▸ PROVIDED ENTRIES
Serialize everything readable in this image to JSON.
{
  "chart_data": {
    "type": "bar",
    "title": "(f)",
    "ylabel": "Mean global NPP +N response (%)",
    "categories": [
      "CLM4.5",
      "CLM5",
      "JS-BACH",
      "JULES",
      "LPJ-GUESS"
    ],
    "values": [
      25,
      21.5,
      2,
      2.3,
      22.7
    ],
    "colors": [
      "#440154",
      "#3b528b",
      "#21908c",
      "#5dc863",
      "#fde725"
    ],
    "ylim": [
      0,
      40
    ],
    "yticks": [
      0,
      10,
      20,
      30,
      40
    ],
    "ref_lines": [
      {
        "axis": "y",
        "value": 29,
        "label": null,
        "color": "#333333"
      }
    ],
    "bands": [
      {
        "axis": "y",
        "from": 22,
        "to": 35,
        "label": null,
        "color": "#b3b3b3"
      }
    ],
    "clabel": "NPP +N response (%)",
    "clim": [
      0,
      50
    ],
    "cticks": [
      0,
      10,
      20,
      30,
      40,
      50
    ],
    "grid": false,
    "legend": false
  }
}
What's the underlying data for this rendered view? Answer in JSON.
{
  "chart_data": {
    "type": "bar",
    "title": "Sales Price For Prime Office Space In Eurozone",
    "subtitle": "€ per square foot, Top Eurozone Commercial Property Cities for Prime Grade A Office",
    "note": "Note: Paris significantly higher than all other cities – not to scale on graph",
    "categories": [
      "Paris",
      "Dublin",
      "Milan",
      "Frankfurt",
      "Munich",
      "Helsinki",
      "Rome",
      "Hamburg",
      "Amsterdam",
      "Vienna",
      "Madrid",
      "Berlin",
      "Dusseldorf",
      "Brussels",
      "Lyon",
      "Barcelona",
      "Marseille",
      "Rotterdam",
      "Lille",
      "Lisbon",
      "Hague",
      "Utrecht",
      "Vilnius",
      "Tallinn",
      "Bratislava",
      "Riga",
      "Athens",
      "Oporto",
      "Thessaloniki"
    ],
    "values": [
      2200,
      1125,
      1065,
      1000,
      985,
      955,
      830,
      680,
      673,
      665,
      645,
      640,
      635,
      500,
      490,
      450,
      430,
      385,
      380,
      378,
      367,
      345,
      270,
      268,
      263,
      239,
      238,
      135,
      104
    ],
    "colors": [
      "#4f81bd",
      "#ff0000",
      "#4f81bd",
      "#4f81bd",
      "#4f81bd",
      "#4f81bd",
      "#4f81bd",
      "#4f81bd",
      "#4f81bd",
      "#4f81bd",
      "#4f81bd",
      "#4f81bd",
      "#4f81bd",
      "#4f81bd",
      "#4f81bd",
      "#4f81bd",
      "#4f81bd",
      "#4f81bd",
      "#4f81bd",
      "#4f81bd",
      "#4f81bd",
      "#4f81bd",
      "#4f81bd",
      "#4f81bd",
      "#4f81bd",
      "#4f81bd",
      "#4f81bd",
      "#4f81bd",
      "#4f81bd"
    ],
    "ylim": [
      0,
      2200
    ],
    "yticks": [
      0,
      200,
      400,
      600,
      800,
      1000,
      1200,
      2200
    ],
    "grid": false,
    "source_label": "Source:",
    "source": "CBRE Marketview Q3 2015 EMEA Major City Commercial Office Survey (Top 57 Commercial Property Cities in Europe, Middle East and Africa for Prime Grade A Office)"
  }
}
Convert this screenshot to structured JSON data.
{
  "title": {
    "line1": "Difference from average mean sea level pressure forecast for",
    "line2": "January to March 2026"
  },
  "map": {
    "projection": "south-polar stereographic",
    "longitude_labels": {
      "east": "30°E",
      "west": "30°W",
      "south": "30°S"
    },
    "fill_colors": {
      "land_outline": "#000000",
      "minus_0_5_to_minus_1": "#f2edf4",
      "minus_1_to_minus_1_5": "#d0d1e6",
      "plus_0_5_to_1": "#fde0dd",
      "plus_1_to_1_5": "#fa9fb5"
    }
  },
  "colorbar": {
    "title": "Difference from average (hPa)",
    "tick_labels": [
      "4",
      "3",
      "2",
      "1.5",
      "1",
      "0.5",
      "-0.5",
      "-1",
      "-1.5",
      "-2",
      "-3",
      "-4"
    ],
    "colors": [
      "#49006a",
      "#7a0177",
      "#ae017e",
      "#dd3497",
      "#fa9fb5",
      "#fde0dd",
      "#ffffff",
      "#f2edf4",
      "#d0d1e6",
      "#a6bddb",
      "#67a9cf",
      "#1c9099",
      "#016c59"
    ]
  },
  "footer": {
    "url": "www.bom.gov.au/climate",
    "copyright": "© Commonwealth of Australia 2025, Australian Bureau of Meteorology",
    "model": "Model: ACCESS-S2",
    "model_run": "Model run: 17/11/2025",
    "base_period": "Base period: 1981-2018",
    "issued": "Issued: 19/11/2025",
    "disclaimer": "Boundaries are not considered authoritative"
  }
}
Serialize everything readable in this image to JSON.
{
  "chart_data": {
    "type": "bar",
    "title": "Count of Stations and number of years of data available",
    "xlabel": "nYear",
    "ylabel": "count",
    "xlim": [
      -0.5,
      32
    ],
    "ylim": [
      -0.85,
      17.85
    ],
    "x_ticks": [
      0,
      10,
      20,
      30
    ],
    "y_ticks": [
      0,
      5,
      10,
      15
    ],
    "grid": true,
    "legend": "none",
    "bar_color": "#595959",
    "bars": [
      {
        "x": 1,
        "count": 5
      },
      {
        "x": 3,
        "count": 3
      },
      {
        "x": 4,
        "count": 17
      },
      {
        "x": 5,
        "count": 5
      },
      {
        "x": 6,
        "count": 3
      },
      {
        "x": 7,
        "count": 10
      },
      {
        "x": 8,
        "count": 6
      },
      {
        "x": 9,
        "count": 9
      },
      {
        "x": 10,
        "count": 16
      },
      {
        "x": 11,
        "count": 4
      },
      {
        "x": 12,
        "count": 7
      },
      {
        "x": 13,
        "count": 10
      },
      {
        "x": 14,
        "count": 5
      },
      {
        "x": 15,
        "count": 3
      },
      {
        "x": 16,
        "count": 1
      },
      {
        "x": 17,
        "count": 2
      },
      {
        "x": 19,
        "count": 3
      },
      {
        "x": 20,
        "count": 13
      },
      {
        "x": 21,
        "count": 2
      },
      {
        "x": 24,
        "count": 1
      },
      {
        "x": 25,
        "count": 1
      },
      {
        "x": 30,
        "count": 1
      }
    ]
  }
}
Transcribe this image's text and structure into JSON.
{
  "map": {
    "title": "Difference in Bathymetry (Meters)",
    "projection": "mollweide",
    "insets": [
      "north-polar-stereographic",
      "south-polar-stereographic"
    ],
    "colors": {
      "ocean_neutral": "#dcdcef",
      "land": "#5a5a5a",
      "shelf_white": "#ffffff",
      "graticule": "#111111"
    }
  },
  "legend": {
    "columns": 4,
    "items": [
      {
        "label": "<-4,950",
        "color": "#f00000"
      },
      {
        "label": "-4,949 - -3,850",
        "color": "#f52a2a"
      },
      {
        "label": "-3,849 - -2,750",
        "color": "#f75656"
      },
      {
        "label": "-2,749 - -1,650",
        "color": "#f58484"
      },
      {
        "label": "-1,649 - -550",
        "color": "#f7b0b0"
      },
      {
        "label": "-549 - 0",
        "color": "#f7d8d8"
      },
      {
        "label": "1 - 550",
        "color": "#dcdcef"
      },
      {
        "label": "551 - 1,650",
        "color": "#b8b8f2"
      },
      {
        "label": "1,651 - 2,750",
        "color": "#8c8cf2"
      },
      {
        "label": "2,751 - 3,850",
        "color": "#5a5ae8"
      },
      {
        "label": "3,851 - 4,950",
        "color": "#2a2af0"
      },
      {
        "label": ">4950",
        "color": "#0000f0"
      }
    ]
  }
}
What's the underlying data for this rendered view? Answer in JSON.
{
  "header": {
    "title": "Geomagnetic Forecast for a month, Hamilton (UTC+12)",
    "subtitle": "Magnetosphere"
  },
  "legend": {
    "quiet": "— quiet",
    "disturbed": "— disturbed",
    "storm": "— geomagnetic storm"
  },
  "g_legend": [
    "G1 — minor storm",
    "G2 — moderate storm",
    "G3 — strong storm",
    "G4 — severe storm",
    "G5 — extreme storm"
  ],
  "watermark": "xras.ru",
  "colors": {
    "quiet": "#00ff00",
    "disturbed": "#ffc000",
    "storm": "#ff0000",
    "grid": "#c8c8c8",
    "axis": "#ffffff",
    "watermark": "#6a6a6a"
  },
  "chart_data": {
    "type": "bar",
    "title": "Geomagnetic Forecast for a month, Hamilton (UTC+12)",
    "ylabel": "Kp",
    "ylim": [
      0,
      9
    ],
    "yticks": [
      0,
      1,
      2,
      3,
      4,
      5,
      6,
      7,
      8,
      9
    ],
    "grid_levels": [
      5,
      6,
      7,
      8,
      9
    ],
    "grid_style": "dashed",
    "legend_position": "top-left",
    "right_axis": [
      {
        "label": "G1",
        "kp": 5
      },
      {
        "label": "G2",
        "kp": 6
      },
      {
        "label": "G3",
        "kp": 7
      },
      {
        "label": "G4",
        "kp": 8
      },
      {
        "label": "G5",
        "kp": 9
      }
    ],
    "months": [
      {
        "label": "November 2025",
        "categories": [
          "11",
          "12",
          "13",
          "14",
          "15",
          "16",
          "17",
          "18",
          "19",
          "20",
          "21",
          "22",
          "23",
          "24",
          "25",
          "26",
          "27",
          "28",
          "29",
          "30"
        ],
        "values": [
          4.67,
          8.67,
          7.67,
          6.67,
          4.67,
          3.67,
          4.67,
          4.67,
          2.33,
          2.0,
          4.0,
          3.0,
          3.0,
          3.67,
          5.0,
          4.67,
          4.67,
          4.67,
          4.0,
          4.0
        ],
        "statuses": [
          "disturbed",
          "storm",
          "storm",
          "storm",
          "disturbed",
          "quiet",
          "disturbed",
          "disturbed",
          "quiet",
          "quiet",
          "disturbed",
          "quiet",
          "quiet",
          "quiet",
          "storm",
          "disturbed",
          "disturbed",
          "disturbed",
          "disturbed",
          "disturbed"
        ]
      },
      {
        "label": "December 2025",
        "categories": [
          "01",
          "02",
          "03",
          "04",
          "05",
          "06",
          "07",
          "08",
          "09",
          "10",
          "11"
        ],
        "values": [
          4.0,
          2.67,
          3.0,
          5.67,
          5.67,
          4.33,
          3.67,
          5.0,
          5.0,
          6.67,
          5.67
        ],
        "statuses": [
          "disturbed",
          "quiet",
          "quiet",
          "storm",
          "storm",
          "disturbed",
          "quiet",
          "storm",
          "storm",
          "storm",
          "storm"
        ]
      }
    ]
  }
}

▸ SET PROBLEM
Determine how many lines in the records contain "watermark", and reply with the number only.

▸ CORRECT RESULT
2